* **Do this**: Write out the whole listing again, exactly as given.

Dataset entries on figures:
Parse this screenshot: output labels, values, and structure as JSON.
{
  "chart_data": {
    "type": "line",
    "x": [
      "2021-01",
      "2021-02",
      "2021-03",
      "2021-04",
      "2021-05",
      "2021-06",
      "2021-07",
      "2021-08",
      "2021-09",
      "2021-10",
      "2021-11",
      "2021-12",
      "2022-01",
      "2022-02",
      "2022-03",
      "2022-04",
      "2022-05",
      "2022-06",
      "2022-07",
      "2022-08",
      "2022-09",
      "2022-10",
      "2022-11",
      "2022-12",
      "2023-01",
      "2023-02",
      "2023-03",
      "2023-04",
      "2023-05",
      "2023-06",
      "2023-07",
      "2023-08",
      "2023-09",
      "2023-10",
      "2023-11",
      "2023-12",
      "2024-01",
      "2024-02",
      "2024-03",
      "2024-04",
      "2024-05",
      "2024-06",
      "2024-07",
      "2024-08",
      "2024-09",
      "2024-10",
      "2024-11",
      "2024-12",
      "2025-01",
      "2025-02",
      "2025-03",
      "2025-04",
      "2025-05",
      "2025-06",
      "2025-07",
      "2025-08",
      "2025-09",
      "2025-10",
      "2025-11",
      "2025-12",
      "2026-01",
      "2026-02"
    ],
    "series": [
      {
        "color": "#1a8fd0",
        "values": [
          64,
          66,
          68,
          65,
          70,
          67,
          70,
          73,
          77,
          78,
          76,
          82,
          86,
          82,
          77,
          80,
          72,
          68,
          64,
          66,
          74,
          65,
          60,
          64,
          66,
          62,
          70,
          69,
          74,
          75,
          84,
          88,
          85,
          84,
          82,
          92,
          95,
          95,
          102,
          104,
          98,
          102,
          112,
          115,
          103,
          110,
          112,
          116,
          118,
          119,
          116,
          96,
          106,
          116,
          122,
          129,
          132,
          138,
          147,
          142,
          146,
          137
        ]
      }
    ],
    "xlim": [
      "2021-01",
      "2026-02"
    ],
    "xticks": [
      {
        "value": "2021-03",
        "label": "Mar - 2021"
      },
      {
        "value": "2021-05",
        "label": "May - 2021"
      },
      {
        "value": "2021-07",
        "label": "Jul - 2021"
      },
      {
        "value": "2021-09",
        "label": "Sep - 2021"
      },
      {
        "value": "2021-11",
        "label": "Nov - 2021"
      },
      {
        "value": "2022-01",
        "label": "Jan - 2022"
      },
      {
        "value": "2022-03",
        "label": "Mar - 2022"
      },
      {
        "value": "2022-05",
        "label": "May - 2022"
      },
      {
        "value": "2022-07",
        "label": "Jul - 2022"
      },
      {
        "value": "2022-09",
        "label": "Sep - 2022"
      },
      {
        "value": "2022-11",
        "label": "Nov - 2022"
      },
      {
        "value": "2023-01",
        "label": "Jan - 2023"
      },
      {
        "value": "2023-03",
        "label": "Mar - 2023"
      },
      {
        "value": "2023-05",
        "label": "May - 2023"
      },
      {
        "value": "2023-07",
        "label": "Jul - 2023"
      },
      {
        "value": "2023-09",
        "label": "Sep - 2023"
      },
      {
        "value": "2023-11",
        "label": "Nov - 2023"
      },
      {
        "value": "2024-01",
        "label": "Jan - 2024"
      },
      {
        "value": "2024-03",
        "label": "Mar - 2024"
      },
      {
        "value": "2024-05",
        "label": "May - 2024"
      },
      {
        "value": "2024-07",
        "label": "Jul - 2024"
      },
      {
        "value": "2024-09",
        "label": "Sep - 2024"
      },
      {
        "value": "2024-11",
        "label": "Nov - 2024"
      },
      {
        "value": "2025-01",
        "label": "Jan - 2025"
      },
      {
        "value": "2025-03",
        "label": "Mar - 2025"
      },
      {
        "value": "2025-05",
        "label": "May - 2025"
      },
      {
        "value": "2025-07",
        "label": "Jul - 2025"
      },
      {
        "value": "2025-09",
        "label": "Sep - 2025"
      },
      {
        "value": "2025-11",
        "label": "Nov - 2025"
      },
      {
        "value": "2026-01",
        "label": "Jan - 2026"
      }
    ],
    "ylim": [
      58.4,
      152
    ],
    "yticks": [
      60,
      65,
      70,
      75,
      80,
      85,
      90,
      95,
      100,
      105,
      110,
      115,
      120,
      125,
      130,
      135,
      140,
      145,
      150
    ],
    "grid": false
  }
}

* **Correct response**:
Parse this screenshot: output labels, values, and structure as JSON.
{
  "chart_data": {
    "type": "line",
    "x": [
      "2021-01",
      "2021-02",
      "2021-03",
      "2021-04",
      "2021-05",
      "2021-06",
      "2021-07",
      "2021-08",
      "2021-09",
      "2021-10",
      "2021-11",
      "2021-12",
      "2022-01",
      "2022-02",
      "2022-03",
      "2022-04",
      "2022-05",
      "2022-06",
      "2022-07",
      "2022-08",
      "2022-09",
      "2022-10",
      "2022-11",
      "2022-12",
      "2023-01",
      "2023-02",
      "2023-03",
      "2023-04",
      "2023-05",
      "2023-06",
      "2023-07",
      "2023-08",
      "2023-09",
      "2023-10",
      "2023-11",
      "2023-12",
      "2024-01",
      "2024-02",
      "2024-03",
      "2024-04",
      "2024-05",
      "2024-06",
      "2024-07",
      "2024-08",
      "2024-09",
      "2024-10",
      "2024-11",
      "2024-12",
      "2025-01",
      "2025-02",
      "2025-03",
      "2025-04",
      "2025-05",
      "2025-06",
      "2025-07",
      "2025-08",
      "2025-09",
      "2025-10",
      "2025-11",
      "2025-12",
      "2026-01",
      "2026-02"
    ],
    "series": [
      {
        "color": "#1a8fd0",
        "values": [
          64,
          66,
          68,
          65,
          70,
          67,
          70,
          73,
          77,
          78,
          76,
          82,
          86,
          82,
          77,
          80,
          72,
          68,
          64,
          66,
          74,
          65,
          60,
          64,
          66,
          62,
          70,
          69,
          74,
          75,
          84,
          88,
          85,
          84,
          82,
          92,
          95,
          95,
          102,
          104,
          98,
          102,
          112,
          115,
          103,
          110,
          112,
          116,
          118,
          119,
          116,
          96,
          106,
          116,
          122,
          129,
          132,
          138,
          147,
          142,
          146,
          137
        ]
      }
    ],
    "xlim": [
      "2021-01",
      "2026-02"
    ],
    "xticks": [
      {
        "value": "2021-03",
        "label": "Mar - 2021"
      },
      {
        "value": "2021-05",
        "label": "May - 2021"
      },
      {
        "value": "2021-07",
        "label": "Jul - 2021"
      },
      {
        "value": "2021-09",
        "label": "Sep - 2021"
      },
      {
        "value": "2021-11",
        "label": "Nov - 2021"
      },
      {
        "value": "2022-01",
        "label": "Jan - 2022"
      },
      {
        "value": "2022-03",
        "label": "Mar - 2022"
      },
      {
        "value": "2022-05",
        "label": "May - 2022"
      },
      {
        "value": "2022-07",
        "label": "Jul - 2022"
      },
      {
        "value": "2022-09",
        "label": "Sep - 2022"
      },
      {
        "value": "2022-11",
        "label": "Nov - 2022"
      },
      {
        "value": "2023-01",
        "label": "Jan - 2023"
      },
      {
        "value": "2023-03",
        "label": "Mar - 2023"
      },
      {
        "value": "2023-05",
        "label": "May - 2023"
      },
      {
        "value": "2023-07",
        "label": "Jul - 2023"
      },
      {
        "value": "2023-09",
        "label": "Sep - 2023"
      },
      {
        "value": "2023-11",
        "label": "Nov - 2023"
      },
      {
        "value": "2024-01",
        "label": "Jan - 2024"
      },
      {
        "value": "2024-03",
        "label": "Mar - 2024"
      },
      {
        "value": "2024-05",
        "label": "May - 2024"
      },
      {
        "value": "2024-07",
        "label": "Jul - 2024"
      },
      {
        "value": "2024-09",
        "label": "Sep - 2024"
      },
      {
        "value": "2024-11",
        "label": "Nov - 2024"
      },
      {
        "value": "2025-01",
        "label": "Jan - 2025"
      },
      {
        "value": "2025-03",
        "label": "Mar - 2025"
      },
      {
        "value": "2025-05",
        "label": "May - 2025"
      },
      {
        "value": "2025-07",
        "label": "Jul - 2025"
      },
      {
        "value": "2025-09",
        "label": "Sep - 2025"
      },
      {
        "value": "2025-11",
        "label": "Nov - 2025"
      },
      {
        "value": "2026-01",
        "label": "Jan - 2026"
      }
    ],
    "ylim": [
      58.4,
      152
    ],
    "yticks": [
      60,
      65,
      70,
      75,
      80,
      85,
      90,
      95,
      100,
      105,
      110,
      115,
      120,
      125,
      130,
      135,
      140,
      145,
      150
    ],
    "grid": false
  }
}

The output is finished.